▶ **REQUIREMENT**:
All of the material below is to be returned exactly.

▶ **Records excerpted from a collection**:
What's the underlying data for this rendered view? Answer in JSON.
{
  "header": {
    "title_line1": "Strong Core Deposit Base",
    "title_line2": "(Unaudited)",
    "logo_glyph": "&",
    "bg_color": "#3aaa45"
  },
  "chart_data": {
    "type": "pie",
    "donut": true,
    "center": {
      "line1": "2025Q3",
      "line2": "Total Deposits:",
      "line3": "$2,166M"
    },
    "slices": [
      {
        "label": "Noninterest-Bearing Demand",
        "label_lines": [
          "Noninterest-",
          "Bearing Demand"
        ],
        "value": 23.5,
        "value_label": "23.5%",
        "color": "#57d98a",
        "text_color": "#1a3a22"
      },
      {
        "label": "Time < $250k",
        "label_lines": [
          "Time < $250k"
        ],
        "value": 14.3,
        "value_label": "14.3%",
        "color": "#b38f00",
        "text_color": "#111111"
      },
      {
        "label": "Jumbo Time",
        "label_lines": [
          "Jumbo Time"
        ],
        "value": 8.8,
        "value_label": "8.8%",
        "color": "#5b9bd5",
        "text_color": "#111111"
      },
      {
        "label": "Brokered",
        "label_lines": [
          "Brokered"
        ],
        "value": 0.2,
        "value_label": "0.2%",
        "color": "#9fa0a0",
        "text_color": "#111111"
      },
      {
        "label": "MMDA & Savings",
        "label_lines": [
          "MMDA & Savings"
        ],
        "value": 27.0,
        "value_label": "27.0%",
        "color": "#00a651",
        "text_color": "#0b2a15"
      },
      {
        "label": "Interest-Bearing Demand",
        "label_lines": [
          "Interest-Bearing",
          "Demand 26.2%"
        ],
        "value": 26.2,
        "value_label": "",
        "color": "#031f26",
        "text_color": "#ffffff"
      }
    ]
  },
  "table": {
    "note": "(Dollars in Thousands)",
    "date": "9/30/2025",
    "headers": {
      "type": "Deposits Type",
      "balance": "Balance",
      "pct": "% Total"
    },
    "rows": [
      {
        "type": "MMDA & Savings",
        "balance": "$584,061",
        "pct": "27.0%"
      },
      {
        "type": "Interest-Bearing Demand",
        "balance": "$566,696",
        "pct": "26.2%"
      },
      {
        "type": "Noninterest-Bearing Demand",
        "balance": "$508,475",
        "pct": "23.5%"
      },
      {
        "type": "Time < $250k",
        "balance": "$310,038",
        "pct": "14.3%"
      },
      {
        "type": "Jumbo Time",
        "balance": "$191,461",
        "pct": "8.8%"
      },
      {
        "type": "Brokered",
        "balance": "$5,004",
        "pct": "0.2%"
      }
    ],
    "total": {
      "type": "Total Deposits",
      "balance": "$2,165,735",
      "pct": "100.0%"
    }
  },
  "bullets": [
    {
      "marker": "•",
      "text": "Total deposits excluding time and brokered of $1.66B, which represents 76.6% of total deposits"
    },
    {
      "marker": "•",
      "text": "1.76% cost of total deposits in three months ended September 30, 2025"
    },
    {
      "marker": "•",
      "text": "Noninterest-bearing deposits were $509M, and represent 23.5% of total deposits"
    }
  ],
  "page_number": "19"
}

▶ **EXERCISE SOLUTION**:
What's the underlying data for this rendered view? Answer in JSON.
{
  "header": {
    "title_line1": "Strong Core Deposit Base",
    "title_line2": "(Unaudited)",
    "logo_glyph": "&",
    "bg_color": "#3aaa45"
  },
  "chart_data": {
    "type": "pie",
    "donut": true,
    "center": {
      "line1": "2025Q3",
      "line2": "Total Deposits:",
      "line3": "$2,166M"
    },
    "slices": [
      {
        "label": "Noninterest-Bearing Demand",
        "label_lines": [
          "Noninterest-",
          "Bearing Demand"
        ],
        "value": 23.5,
        "value_label": "23.5%",
        "color": "#57d98a",
        "text_color": "#1a3a22"
      },
      {
        "label": "Time < $250k",
        "label_lines": [
          "Time < $250k"
        ],
        "value": 14.3,
        "value_label": "14.3%",
        "color": "#b38f00",
        "text_color": "#111111"
      },
      {
        "label": "Jumbo Time",
        "label_lines": [
          "Jumbo Time"
        ],
        "value": 8.8,
        "value_label": "8.8%",
        "color": "#5b9bd5",
        "text_color": "#111111"
      },
      {
        "label": "Brokered",
        "label_lines": [
          "Brokered"
        ],
        "value": 0.2,
        "value_label": "0.2%",
        "color": "#9fa0a0",
        "text_color": "#111111"
      },
      {
        "label": "MMDA & Savings",
        "label_lines": [
          "MMDA & Savings"
        ],
        "value": 27.0,
        "value_label": "27.0%",
        "color": "#00a651",
        "text_color": "#0b2a15"
      },
      {
        "label": "Interest-Bearing Demand",
        "label_lines": [
          "Interest-Bearing",
          "Demand 26.2%"
        ],
        "value": 26.2,
        "value_label": "",
        "color": "#031f26",
        "text_color": "#ffffff"
      }
    ]
  },
  "table": {
    "note": "(Dollars in Thousands)",
    "date": "9/30/2025",
    "headers": {
      "type": "Deposits Type",
      "balance": "Balance",
      "pct": "% Total"
    },
    "rows": [
      {
        "type": "MMDA & Savings",
        "balance": "$584,061",
        "pct": "27.0%"
      },
      {
        "type": "Interest-Bearing Demand",
        "balance": "$566,696",
        "pct": "26.2%"
      },
      {
        "type": "Noninterest-Bearing Demand",
        "balance": "$508,475",
        "pct": "23.5%"
      },
      {
        "type": "Time < $250k",
        "balance": "$310,038",
        "pct": "14.3%"
      },
      {
        "type": "Jumbo Time",
        "balance": "$191,461",
        "pct": "8.8%"
      },
      {
        "type": "Brokered",
        "balance": "$5,004",
        "pct": "0.2%"
      }
    ],
    "total": {
      "type": "Total Deposits",
      "balance": "$2,165,735",
      "pct": "100.0%"
    }
  },
  "bullets": [
    {
      "marker": "•",
      "text": "Total deposits excluding time and brokered of $1.66B, which represents 76.6% of total deposits"
    },
    {
      "marker": "•",
      "text": "1.76% cost of total deposits in three months ended September 30, 2025"
    },
    {
      "marker": "•",
      "text": "Noninterest-bearing deposits were $509M, and represent 23.5% of total deposits"
    }
  ],
  "page_number": "19"
}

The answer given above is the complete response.